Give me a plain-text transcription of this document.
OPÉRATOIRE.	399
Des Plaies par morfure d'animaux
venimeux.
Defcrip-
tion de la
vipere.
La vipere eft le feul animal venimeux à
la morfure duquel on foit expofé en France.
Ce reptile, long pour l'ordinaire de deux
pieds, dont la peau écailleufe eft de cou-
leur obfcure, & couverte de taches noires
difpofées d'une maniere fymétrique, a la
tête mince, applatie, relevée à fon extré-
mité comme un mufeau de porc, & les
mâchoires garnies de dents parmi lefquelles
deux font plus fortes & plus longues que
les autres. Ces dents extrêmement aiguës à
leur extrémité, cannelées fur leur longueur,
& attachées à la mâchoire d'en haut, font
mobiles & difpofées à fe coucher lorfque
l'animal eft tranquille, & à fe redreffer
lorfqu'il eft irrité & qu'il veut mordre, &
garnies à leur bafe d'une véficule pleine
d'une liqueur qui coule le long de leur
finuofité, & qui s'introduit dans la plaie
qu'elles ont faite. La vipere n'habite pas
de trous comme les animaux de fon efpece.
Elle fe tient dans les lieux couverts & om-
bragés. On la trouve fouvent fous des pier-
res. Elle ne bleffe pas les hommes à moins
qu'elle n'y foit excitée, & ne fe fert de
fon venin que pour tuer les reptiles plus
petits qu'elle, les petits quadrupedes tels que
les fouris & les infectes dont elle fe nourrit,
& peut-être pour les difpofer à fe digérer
^^^^^^^^
### WHAT TO DO
Pick out the lines containing the word "difpofées" and show them.

### IN RESPONSE
difpofées d'une maniere fymétrique, a la
mobiles & difpofées à fe coucher lorfque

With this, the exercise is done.